GOAL → Please print every line from the one containing "Read all visible content and emit it as JSON." through the last line of the records below, exactly as written and nothing more.

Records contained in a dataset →
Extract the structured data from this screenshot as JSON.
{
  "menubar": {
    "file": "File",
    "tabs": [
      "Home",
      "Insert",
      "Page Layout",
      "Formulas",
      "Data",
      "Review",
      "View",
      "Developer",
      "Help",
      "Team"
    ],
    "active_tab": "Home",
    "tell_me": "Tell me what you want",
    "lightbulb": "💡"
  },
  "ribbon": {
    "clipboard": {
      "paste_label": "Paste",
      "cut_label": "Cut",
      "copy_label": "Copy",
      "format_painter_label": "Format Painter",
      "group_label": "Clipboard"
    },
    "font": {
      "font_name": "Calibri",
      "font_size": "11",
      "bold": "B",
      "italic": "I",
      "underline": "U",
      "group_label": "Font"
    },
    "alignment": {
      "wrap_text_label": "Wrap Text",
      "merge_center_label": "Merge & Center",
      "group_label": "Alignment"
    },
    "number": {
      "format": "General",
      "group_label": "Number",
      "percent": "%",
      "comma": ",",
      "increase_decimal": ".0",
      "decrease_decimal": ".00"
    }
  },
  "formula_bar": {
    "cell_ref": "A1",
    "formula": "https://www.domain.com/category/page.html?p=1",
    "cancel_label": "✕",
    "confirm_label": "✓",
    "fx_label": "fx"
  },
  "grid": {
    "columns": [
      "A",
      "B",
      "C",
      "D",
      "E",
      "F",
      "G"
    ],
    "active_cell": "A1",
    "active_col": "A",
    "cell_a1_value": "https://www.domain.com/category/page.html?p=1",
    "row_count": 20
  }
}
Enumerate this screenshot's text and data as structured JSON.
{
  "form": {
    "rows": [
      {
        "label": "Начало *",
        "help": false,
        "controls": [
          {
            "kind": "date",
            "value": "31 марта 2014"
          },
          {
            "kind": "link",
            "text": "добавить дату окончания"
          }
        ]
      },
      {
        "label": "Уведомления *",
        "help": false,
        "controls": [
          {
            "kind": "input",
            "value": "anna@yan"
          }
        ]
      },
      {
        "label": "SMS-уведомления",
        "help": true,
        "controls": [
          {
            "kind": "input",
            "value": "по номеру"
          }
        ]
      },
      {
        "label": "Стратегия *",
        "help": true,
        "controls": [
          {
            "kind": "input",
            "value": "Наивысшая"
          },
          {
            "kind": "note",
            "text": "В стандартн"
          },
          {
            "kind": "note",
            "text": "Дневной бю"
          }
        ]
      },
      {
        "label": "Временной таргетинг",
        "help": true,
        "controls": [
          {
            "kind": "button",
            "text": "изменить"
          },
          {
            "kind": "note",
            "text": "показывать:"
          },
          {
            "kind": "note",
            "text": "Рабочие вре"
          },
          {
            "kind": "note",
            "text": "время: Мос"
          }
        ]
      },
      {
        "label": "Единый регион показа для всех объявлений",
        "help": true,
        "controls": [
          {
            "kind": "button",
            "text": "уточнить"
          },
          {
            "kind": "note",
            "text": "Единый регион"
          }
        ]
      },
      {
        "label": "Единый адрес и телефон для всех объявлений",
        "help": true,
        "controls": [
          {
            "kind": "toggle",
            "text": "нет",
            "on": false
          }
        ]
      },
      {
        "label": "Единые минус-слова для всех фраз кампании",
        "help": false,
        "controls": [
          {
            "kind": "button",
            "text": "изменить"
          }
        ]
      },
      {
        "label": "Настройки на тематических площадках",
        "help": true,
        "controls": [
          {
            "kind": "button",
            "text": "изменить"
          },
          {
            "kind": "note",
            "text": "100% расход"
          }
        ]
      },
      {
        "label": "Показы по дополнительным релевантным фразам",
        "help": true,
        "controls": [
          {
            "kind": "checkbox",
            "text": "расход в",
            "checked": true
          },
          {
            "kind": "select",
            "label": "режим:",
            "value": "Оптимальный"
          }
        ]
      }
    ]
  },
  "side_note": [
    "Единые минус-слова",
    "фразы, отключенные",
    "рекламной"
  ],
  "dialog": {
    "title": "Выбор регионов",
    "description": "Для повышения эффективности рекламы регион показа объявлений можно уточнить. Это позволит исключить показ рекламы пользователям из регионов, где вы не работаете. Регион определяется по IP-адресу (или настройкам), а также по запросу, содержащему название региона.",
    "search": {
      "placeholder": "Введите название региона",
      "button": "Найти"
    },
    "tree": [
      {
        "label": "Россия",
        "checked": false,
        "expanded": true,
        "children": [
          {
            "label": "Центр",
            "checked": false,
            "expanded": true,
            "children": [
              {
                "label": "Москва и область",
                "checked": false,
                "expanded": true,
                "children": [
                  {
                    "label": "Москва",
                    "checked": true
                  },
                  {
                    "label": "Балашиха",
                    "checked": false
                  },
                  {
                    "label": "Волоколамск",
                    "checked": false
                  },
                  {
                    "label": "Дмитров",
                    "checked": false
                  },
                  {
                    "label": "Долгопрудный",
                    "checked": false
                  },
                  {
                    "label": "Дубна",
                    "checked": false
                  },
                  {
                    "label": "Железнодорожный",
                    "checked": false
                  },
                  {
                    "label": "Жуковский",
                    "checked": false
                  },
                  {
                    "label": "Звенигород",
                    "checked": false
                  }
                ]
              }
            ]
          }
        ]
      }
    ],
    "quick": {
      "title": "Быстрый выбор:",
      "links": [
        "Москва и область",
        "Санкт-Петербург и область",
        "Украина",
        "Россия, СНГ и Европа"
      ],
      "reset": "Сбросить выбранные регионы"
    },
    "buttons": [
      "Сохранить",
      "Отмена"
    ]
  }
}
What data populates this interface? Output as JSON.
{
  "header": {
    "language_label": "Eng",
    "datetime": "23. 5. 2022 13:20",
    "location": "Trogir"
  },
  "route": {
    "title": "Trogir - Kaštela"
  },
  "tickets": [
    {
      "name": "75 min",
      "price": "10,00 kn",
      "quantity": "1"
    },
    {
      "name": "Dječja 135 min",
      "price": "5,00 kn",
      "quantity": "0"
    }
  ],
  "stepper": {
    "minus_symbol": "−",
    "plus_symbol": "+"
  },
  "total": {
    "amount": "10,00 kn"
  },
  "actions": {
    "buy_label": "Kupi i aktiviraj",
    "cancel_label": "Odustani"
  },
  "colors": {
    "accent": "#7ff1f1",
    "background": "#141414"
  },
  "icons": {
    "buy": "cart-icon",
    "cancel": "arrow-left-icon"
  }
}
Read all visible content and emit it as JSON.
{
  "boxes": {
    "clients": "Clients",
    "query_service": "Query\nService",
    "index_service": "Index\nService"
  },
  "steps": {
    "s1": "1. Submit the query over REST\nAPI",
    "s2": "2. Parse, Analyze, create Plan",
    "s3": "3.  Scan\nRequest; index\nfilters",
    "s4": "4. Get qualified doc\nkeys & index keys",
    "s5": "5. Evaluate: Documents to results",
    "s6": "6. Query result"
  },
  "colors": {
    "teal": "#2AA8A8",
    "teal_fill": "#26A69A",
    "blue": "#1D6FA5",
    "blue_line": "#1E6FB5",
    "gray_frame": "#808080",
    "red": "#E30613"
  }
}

RIGHT ANSWER →
Read all visible content and emit it as JSON.
{
  "boxes": {
    "clients": "Clients",
    "query_service": "Query\nService",
    "index_service": "Index\nService"
  },
  "steps": {
    "s1": "1. Submit the query over REST\nAPI",
    "s2": "2. Parse, Analyze, create Plan",
    "s3": "3.  Scan\nRequest; index\nfilters",
    "s4": "4. Get qualified doc\nkeys & index keys",
    "s5": "5. Evaluate: Documents to results",
    "s6": "6. Query result"
  },
  "colors": {
    "teal": "#2AA8A8",
    "teal_fill": "#26A69A",
    "blue": "#1D6FA5",
    "blue_line": "#1E6FB5",
    "gray_frame": "#808080",
    "red": "#E30613"
  }
}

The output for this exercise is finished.